Try it:
From the listing below, work out how many lines contain "most"; the answer is that number and nothing more.

Raw data:
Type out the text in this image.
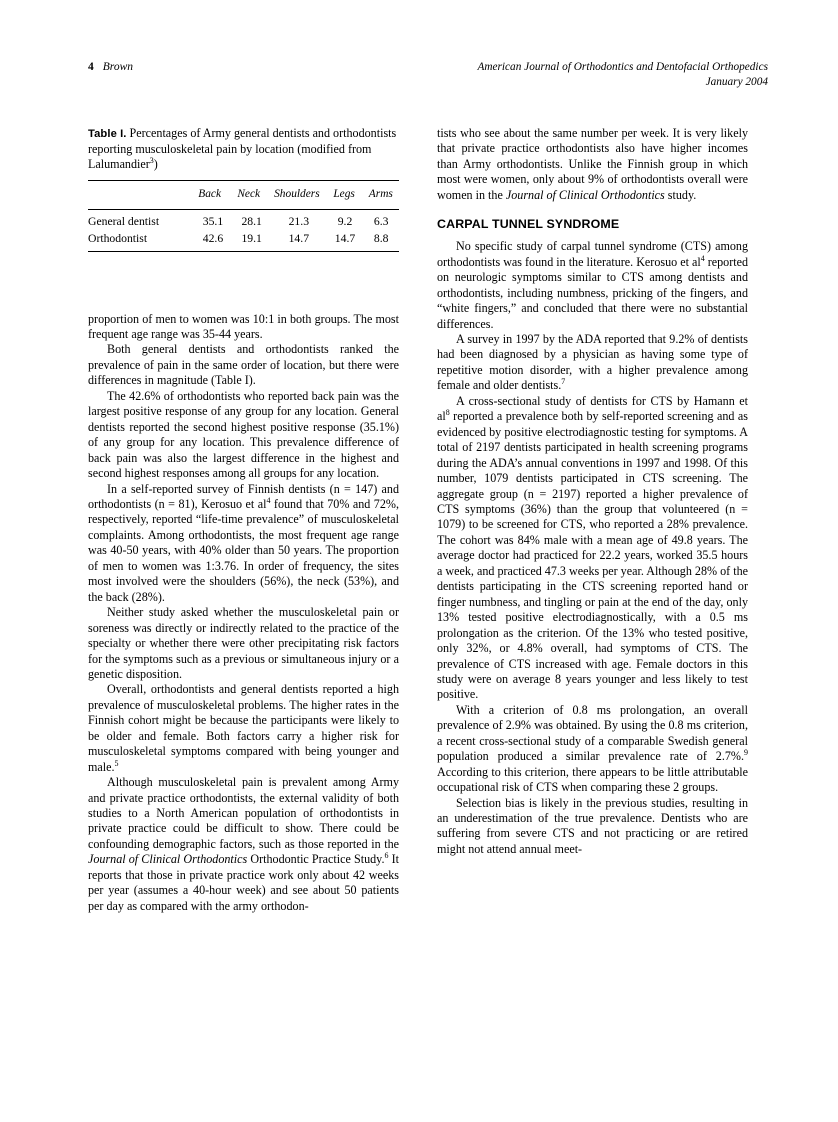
4 Brown	American Journal of Orthodontics and Dentofacial Orthopedics
January 2004
Table I. Percentages of Army general dentists and orthodontists reporting musculoskeletal pain by location (modified from Lalumandier$^3$)
	Back	Neck	Shoulders	Legs	Arms
General dentist	35.1	28.1	21.3	9.2	6.3
Orthodontist	42.6	19.1	14.7	14.7	8.8

proportion of men to women was 10:1 in both groups. The most frequent age range was 35-44 years.

Both general dentists and orthodontists ranked the prevalence of pain in the same order of location, but there were differences in magnitude (Table I).

The 42.6% of orthodontists who reported back pain was the largest positive response of any group for any location. General dentists reported the second highest positive response (35.1%) of any group for any location. This prevalence difference of back pain was also the largest difference in the highest and second highest responses among all groups for any location.

In a self-reported survey of Finnish dentists (n = 147) and orthodontists (n = 81), Kerosuo et $al^4$ found that 70% and 72%, respectively, reported “life-time prevalence” of musculoskeletal complaints. Among orthodontists, the most frequent age range was 40-50 years, with 40% older than 50 years. The proportion of men to women was 1:3.76. In order of frequency, the sites most involved were the shoulders (56%), the neck (53%), and the back (28%).

Neither study asked whether the musculoskeletal pain or soreness was directly or indirectly related to the practice of the specialty or whether there were other precipitating risk factors for the symptoms such as a previous or simultaneous injury or a genetic disposition.

Overall, orthodontists and general dentists reported a high prevalence of musculoskeletal problems. The higher rates in the Finnish cohort might be because the participants were likely to be older and female. Both factors carry a higher risk for musculoskeletal symptoms compared with being younger and male.$^5$

Although musculoskeletal pain is prevalent among Army and private practice orthodontists, the external validity of both studies to a North American population of orthodontists in private practice could be difficult to show. There could be confounding demographic factors, such as those reported in the Journal of Clinical Orthodontics Orthodontic Practice Study.$^6$ It reports that those in private practice work only about 42 weeks per year (assumes a 40-hour week) and see about 50 patients per day as compared with the army orthodon-

tists who see about the same number per week. It is very likely that private practice orthodontists also have higher incomes than Army orthodontists. Unlike the Finnish group in which most were women, only about 9% of orthodontists overall were women in the Journal of Clinical Orthodontics study.

CARPAL TUNNEL SYNDROME

No specific study of carpal tunnel syndrome (CTS) among orthodontists was found in the literature. Kerosuo et $al^4$ reported on neurologic symptoms similar to CTS among dentists and orthodontists, including numbness, pricking of the fingers, and “white fingers,” and concluded that there were no substantial differences.

A survey in 1997 by the ADA reported that 9.2% of dentists had been diagnosed by a physician as having some type of repetitive motion disorder, with a higher prevalence among female and older dentists.$^7$

A cross-sectional study of dentists for CTS by Hamann et $al^8$ reported a prevalence both by self-reported screening and as evidenced by positive electrodiagnostic testing for symptoms. A total of 2197 dentists participated in health screening programs during the ADA’s annual conventions in 1997 and 1998. Of this number, 1079 dentists participated in CTS screening. The aggregate group (n = 2197) reported a higher prevalence of CTS symptoms (36%) than the group that volunteered (n = 1079) to be screened for CTS, who reported a 28% prevalence. The cohort was 84% male with a mean age of 49.8 years. The average doctor had practiced for 22.2 years, worked 35.5 hours a week, and practiced 47.3 weeks per year. Although 28% of the dentists participating in the CTS screening reported hand or finger numbness, and tingling or pain at the end of the day, only 13% tested positive electrodiagnostically, with a 0.5 ms prolongation as the criterion. Of the 13% who tested positive, only 32%, or 4.8% overall, had symptoms of CTS. The prevalence of CTS increased with age. Female doctors in this study were on average 8 years younger and less likely to test positive.

With a criterion of 0.8 ms prolongation, an overall prevalence of 2.9% was obtained. By using the 0.8 ms criterion, a recent cross-sectional study of a comparable Swedish general population produced a similar prevalence rate of 2.7%.$^9$ According to this criterion, there appears to be little attributable occupational risk of CTS when comparing these 2 groups.

Selection bias is likely in the previous studies, resulting in an underestimation of the true prevalence. Dentists who are suffering from severe CTS and not practicing or are retired might not attend annual meet-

Solved exercise:
3